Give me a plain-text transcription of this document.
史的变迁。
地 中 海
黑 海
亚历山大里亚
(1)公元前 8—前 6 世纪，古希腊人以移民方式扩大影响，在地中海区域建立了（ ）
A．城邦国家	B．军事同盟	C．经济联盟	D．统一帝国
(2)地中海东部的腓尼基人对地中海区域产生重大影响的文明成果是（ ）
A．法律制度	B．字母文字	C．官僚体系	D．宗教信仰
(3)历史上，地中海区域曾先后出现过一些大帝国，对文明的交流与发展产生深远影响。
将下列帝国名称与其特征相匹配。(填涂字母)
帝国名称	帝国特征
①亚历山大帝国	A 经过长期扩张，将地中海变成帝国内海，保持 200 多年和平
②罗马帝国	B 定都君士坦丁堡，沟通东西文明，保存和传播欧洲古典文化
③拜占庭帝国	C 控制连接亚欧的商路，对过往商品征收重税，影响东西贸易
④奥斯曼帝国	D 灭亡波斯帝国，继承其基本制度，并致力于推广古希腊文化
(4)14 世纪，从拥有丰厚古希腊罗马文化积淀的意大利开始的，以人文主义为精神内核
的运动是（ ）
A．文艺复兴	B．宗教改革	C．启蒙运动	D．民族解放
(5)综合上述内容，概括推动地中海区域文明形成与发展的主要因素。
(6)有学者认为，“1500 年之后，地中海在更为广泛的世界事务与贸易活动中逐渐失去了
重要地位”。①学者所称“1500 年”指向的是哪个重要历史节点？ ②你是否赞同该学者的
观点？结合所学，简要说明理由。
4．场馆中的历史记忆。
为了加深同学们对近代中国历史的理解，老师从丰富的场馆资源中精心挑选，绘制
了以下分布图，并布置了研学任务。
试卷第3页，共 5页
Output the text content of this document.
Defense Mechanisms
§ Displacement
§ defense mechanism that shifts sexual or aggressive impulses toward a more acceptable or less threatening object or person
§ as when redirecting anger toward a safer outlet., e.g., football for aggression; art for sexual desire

:::::

▶ _Work instructions_
Retype all of the material, keeping each line exact.

▶ _Result below_
Give me a plain-text transcription of this document.
史的变迁。
地 中 海
黑 海
亚历山大里亚
(1)公元前 8—前 6 世纪，古希腊人以移民方式扩大影响，在地中海区域建立了（ ）
A．城邦国家	B．军事同盟	C．经济联盟	D．统一帝国
(2)地中海东部的腓尼基人对地中海区域产生重大影响的文明成果是（ ）
A．法律制度	B．字母文字	C．官僚体系	D．宗教信仰
(3)历史上，地中海区域曾先后出现过一些大帝国，对文明的交流与发展产生深远影响。
将下列帝国名称与其特征相匹配。(填涂字母)
帝国名称	帝国特征
①亚历山大帝国	A 经过长期扩张，将地中海变成帝国内海，保持 200 多年和平
②罗马帝国	B 定都君士坦丁堡，沟通东西文明，保存和传播欧洲古典文化
③拜占庭帝国	C 控制连接亚欧的商路，对过往商品征收重税，影响东西贸易
④奥斯曼帝国	D 灭亡波斯帝国，继承其基本制度，并致力于推广古希腊文化
(4)14 世纪，从拥有丰厚古希腊罗马文化积淀的意大利开始的，以人文主义为精神内核
的运动是（ ）
A．文艺复兴	B．宗教改革	C．启蒙运动	D．民族解放
(5)综合上述内容，概括推动地中海区域文明形成与发展的主要因素。
(6)有学者认为，“1500 年之后，地中海在更为广泛的世界事务与贸易活动中逐渐失去了
重要地位”。①学者所称“1500 年”指向的是哪个重要历史节点？ ②你是否赞同该学者的
观点？结合所学，简要说明理由。
4．场馆中的历史记忆。
为了加深同学们对近代中国历史的理解，老师从丰富的场馆资源中精心挑选，绘制
了以下分布图，并布置了研学任务。
试卷第3页，共 5页
Output the text content of this document.
Defense Mechanisms
§ Displacement
§ defense mechanism that shifts sexual or aggressive impulses toward a more acceptable or less threatening object or person
§ as when redirecting anger toward a safer outlet., e.g., football for aggression; art for sexual desire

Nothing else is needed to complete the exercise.